> STORED RECORDS:
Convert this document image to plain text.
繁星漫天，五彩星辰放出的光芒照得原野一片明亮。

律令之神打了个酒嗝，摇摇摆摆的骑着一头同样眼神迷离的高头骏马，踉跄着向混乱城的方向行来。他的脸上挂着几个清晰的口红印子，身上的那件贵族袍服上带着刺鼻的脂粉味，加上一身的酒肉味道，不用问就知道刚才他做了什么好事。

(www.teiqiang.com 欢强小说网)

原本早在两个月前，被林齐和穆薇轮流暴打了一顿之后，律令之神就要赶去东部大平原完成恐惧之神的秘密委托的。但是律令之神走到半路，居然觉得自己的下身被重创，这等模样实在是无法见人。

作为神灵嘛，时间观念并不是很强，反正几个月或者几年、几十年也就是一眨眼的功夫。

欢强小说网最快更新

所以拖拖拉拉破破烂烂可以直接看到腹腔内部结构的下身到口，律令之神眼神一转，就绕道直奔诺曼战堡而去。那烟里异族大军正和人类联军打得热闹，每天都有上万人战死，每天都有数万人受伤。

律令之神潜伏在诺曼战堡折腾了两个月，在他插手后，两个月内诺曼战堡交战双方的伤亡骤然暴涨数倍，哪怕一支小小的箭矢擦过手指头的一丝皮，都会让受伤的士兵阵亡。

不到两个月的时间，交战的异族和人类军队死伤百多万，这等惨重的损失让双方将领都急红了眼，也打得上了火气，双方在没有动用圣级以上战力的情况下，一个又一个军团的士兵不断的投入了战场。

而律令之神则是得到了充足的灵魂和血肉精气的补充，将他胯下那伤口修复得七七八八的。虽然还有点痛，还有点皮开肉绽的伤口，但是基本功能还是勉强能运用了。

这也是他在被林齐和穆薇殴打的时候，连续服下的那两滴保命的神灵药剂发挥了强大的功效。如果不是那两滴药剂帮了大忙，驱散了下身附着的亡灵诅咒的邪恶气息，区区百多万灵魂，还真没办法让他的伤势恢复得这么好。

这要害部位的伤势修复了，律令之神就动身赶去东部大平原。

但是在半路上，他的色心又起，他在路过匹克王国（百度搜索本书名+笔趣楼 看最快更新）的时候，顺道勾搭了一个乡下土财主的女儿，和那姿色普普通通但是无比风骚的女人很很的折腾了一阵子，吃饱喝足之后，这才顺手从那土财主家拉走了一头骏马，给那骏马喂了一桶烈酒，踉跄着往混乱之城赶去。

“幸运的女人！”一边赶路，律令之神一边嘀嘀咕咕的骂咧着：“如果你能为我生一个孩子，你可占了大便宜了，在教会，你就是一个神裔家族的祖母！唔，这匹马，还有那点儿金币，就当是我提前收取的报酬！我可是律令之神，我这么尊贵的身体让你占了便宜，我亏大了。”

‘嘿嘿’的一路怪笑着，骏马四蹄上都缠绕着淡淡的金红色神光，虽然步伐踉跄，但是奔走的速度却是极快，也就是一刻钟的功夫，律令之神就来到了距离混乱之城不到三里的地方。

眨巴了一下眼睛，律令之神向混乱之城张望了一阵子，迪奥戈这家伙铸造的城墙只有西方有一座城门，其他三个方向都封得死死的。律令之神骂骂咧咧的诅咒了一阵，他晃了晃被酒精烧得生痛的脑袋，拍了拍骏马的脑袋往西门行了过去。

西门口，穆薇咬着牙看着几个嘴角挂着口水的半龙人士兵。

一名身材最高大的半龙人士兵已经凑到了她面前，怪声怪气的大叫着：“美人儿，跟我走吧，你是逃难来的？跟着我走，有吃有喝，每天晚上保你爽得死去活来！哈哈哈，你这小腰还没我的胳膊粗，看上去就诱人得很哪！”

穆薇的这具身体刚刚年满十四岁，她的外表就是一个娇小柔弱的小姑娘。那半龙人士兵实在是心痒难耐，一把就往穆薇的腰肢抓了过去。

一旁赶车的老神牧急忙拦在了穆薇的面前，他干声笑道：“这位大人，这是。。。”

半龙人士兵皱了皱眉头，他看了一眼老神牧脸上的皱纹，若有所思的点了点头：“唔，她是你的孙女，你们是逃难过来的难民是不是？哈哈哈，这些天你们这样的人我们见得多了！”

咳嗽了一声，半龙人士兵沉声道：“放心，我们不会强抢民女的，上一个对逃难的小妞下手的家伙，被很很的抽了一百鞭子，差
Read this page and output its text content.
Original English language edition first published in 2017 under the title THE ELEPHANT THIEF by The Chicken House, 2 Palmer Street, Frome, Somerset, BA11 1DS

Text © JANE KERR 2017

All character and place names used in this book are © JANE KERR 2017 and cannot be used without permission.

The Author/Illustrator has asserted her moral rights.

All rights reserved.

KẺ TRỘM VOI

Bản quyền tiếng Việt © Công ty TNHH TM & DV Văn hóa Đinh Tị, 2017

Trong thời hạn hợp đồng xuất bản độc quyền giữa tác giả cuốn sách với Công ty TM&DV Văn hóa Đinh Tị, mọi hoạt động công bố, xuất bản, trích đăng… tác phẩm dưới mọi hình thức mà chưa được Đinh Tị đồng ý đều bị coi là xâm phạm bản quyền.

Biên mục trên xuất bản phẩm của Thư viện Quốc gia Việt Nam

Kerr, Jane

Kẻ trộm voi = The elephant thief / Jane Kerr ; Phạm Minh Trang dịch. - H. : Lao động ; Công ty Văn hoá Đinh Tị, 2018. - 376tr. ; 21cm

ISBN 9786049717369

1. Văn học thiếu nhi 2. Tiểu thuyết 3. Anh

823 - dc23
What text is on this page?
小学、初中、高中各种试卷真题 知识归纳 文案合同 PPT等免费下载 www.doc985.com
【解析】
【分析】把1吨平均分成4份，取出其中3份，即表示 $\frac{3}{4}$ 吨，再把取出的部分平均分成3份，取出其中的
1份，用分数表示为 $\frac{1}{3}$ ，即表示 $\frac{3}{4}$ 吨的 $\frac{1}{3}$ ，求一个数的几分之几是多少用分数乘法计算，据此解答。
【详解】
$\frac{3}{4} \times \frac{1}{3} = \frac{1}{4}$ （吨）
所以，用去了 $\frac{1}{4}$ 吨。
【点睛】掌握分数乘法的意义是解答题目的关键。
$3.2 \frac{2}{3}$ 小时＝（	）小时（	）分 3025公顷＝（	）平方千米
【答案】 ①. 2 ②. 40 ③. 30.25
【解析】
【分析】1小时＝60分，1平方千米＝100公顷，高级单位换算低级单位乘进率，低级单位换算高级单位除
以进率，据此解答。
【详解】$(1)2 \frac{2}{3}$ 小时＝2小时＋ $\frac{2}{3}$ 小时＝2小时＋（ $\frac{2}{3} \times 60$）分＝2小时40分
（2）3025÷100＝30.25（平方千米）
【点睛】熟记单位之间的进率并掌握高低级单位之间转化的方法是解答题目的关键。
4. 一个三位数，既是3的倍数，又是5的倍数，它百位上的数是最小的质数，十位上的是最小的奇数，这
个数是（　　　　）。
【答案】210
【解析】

> WRITTEN EXERCISE:
Only lines with the word "this" are wanted, so copy each one from the records.

> CORRECT ANSWER:
Convert this document image to plain text.
Read this page and output its text content.
All character and place names used in this book are © JANE KERR 2017 and cannot be used without permission.
What text is on this page?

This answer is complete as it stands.